- [Problem details]: Wherever the string "this" turns up in the data, copy the whole line.

- [Supplied entries]:
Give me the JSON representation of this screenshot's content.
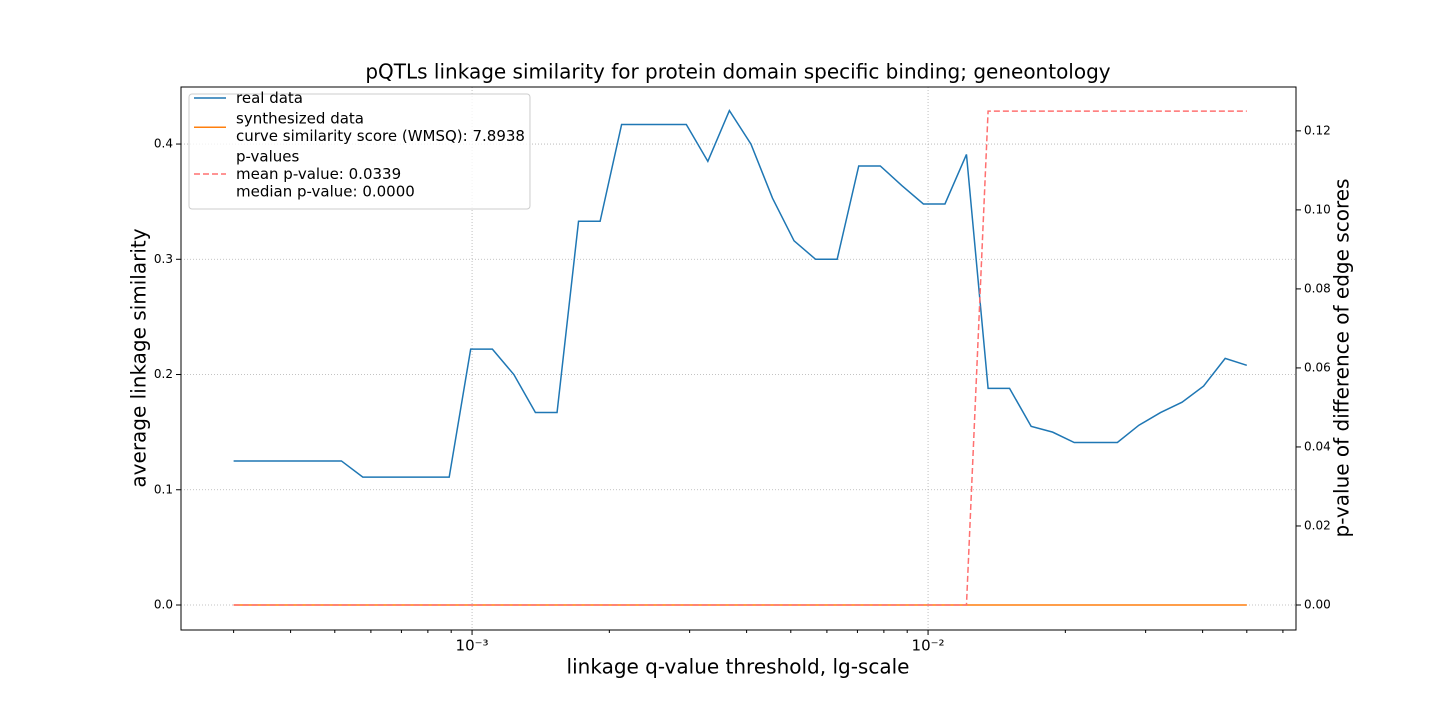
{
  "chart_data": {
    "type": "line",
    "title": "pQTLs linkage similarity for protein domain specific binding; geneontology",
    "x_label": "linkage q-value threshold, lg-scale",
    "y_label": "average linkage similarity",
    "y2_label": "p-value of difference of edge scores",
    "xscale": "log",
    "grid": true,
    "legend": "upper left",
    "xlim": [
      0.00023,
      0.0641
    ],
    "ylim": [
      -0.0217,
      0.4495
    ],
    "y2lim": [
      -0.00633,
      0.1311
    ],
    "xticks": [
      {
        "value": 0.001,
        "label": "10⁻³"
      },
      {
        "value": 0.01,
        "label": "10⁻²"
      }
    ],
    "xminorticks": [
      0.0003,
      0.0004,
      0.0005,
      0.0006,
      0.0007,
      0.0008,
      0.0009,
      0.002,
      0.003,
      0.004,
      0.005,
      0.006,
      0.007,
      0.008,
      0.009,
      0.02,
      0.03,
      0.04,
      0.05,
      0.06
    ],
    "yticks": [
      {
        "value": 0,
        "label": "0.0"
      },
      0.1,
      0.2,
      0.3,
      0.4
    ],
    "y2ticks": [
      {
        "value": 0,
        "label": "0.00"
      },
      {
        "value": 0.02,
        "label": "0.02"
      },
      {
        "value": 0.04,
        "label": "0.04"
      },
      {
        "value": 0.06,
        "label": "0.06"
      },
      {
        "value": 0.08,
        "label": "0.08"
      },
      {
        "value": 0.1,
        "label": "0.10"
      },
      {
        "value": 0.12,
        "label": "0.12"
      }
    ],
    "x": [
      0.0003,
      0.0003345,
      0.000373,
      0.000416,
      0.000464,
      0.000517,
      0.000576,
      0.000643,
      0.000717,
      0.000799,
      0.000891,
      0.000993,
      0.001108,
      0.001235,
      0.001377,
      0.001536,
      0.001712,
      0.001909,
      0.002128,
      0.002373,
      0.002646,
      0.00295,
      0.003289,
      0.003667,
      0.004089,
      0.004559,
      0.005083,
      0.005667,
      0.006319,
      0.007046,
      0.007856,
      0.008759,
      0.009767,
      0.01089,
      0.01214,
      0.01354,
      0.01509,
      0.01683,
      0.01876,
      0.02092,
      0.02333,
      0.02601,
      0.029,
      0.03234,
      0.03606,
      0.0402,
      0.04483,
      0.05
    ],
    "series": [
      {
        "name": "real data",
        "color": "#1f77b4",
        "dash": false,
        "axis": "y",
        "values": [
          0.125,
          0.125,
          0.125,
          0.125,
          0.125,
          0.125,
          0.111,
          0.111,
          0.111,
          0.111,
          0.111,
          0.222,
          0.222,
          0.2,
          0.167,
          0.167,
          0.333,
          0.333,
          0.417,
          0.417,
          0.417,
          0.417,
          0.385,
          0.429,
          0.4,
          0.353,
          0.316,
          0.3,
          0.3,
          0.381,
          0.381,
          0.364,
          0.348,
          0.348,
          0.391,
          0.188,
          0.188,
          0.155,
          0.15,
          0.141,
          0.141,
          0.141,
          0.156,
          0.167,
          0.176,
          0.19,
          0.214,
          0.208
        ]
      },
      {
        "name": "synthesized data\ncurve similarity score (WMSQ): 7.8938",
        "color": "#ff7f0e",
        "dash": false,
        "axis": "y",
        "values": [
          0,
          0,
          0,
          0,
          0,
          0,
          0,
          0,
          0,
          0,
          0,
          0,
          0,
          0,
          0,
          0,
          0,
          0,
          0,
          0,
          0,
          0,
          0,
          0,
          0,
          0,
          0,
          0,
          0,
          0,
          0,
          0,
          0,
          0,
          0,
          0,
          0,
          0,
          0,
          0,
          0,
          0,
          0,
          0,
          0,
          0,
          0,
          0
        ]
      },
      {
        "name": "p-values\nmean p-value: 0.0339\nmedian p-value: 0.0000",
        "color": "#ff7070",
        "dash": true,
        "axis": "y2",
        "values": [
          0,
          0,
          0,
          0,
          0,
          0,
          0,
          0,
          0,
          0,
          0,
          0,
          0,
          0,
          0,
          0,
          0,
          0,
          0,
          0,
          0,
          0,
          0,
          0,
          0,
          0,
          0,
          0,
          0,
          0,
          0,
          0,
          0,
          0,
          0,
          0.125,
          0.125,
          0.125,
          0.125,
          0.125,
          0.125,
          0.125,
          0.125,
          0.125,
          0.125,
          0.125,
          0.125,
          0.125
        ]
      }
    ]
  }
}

* * *

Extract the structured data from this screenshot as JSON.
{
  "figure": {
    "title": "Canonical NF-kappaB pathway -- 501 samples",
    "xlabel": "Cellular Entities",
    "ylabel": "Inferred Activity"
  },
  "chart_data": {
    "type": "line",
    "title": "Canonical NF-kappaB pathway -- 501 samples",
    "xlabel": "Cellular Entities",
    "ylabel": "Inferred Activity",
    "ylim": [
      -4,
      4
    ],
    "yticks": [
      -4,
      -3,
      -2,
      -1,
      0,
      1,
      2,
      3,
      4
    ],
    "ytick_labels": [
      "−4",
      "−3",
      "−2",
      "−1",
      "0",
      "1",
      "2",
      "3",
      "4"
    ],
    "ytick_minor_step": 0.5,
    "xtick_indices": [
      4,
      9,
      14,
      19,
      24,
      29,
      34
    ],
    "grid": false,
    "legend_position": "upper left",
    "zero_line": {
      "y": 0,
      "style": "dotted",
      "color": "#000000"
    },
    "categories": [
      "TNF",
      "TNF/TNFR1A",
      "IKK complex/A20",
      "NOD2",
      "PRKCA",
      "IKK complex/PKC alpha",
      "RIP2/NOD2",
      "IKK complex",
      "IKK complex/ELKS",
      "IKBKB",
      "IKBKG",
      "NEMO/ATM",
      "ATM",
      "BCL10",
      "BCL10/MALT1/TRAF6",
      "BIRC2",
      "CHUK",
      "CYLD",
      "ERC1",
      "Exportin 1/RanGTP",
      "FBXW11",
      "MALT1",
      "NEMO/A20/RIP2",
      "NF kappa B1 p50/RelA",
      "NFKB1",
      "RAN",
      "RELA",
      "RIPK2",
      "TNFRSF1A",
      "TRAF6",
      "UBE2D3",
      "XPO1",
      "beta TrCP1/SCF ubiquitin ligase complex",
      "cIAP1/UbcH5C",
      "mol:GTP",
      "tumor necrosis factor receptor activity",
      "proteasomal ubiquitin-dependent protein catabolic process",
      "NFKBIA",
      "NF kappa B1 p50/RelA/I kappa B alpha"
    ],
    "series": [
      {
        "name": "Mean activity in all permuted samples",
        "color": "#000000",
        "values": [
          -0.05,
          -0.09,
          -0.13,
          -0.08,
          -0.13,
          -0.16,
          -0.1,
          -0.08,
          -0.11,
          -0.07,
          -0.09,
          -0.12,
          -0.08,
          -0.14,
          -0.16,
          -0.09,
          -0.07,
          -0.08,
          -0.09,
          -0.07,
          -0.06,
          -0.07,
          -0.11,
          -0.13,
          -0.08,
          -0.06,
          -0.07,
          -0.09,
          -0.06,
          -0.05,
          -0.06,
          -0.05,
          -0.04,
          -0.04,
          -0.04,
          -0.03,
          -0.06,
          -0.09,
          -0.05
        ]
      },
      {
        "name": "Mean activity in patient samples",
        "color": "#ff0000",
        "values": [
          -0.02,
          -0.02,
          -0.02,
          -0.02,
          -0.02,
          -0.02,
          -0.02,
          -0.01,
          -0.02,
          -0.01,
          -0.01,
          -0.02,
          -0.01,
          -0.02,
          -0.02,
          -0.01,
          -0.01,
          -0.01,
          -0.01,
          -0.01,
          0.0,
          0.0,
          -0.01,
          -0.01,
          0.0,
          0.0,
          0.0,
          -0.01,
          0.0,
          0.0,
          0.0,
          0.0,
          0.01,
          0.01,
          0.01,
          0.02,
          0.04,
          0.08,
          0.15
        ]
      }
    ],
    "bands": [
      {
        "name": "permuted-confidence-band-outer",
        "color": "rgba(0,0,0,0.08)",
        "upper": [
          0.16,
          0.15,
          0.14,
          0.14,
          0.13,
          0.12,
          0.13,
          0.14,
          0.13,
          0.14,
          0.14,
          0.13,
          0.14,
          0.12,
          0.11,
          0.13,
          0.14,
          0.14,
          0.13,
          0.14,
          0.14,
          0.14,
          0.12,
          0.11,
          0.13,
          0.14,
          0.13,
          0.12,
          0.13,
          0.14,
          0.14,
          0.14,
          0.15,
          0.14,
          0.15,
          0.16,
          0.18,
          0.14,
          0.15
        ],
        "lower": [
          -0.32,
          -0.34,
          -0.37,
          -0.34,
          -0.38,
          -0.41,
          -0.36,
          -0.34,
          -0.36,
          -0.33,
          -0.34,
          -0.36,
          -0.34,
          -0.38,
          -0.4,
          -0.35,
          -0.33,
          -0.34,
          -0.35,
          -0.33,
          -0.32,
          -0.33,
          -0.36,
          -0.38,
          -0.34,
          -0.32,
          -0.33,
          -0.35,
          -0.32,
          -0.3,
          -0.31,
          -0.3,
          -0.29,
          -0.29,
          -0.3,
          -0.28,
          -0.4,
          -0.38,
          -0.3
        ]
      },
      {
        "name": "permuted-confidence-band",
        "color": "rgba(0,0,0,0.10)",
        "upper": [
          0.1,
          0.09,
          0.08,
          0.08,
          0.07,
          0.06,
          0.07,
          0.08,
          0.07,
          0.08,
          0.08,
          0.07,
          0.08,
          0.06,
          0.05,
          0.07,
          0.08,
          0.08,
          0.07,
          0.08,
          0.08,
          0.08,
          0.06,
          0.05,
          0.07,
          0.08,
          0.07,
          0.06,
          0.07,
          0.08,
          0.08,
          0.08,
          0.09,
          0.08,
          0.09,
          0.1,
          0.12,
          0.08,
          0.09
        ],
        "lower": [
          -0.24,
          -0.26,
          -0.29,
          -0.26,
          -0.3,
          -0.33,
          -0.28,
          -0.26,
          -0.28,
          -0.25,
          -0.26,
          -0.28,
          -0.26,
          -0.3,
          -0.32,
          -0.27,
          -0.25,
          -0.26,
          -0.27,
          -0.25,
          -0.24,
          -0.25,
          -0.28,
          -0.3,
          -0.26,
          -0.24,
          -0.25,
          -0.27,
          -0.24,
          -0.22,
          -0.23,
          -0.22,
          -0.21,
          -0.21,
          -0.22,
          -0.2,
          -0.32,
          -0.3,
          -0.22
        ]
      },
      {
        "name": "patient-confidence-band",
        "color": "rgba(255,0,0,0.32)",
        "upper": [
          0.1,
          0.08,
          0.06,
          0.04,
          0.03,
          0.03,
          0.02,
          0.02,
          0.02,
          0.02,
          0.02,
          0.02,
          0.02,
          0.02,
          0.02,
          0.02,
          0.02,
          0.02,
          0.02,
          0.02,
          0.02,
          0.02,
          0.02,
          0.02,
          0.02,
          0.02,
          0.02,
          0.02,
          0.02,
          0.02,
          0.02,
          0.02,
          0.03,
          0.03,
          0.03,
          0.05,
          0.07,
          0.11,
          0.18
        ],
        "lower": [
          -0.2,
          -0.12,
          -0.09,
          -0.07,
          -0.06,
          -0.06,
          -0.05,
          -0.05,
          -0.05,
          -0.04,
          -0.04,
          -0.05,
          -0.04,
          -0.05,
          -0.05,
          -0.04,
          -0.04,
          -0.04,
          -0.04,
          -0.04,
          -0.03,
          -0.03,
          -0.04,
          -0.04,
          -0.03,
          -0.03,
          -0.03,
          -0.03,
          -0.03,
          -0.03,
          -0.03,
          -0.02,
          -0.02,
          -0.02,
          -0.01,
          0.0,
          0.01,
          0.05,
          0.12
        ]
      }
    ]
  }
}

- [The completed task]:
Give me the JSON representation of this screenshot's content.
Extract the structured data from this screenshot as JSON.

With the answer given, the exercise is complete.